## Requirements
Leaving out the pictures, transcribe all of the records faithfully.

## Stored entries
┌──
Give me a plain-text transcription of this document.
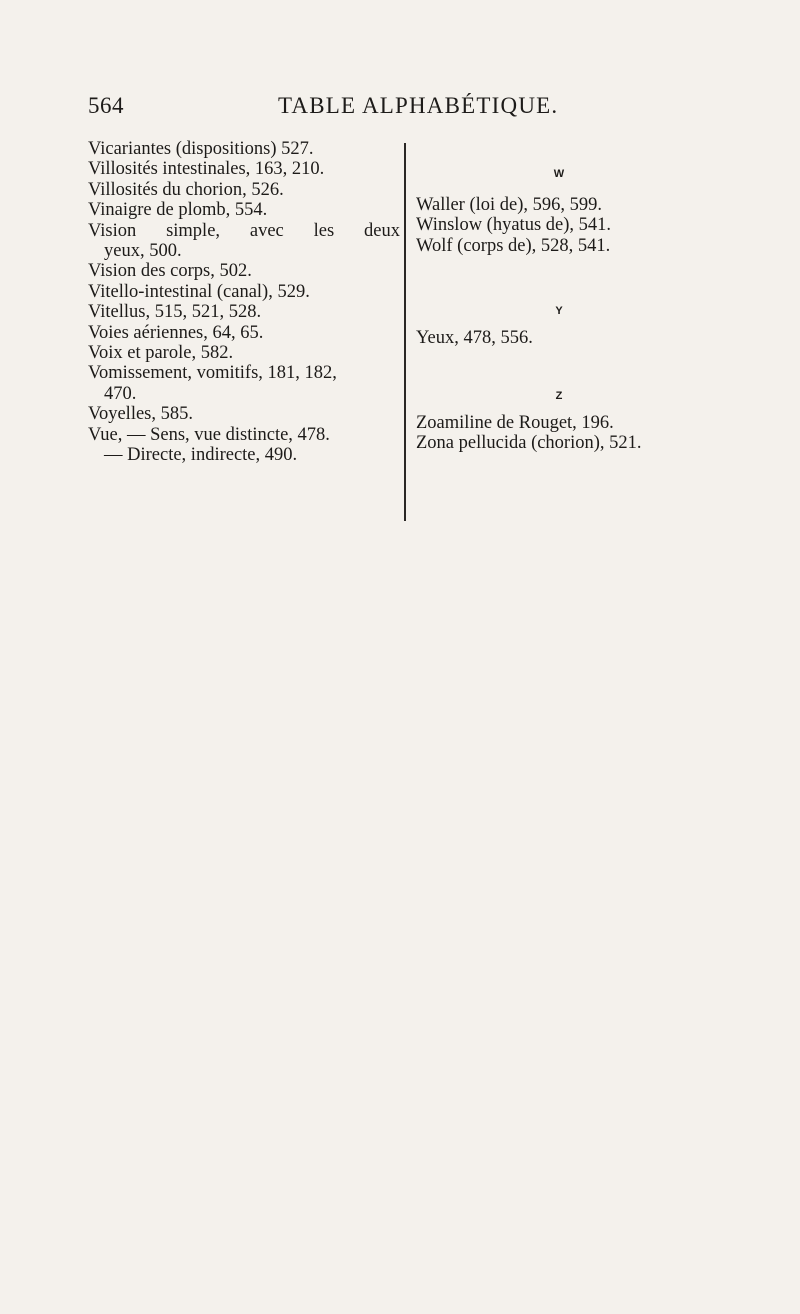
564	TABLE ALPHABÉTIQUE.
Vicariantes (dispositions) 527.
Villosités intestinales, 163, 210.
Villosités du chorion, 526.
Vinaigre de plomb, 554.
Vision simple, avec les deux
yeux, 500.
Vision des corps, 502.
Vitello-intestinal (canal), 529.
Vitellus, 515, 521, 528.
Voies aériennes, 64, 65.
Voix et parole, 582.
Vomissement, vomitifs, 181, 182,
470.
Voyelles, 585.
Vue, — Sens, vue distincte, 478.
— Directe, indirecte, 490.
W
Waller (loi de), 596, 599.
Winslow (hyatus de), 541.
Wolf (corps de), 528, 541.
Y
Yeux, 478, 556.
Z
Zoamiline de Rouget, 196.
Zona pellucida (chorion), 521.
└──
## Answer to the task
Give me a plain-text transcription of this document.
564	TABLE ALPHABÉTIQUE.
Vicariantes (dispositions) 527.
Villosités intestinales, 163, 210.
Villosités du chorion, 526.
Vinaigre de plomb, 554.
Vision simple, avec les deux
yeux, 500.
Vision des corps, 502.
Vitello-intestinal (canal), 529.
Vitellus, 515, 521, 528.
Voies aériennes, 64, 65.
Voix et parole, 582.
Vomissement, vomitifs, 181, 182,
470.
Voyelles, 585.
Vue, — Sens, vue distincte, 478.
— Directe, indirecte, 490.
W
Waller (loi de), 596, 599.
Winslow (hyatus de), 541.
Wolf (corps de), 528, 541.
Y
Yeux, 478, 556.
Z
Zoamiline de Rouget, 196.
Zona pellucida (chorion), 521.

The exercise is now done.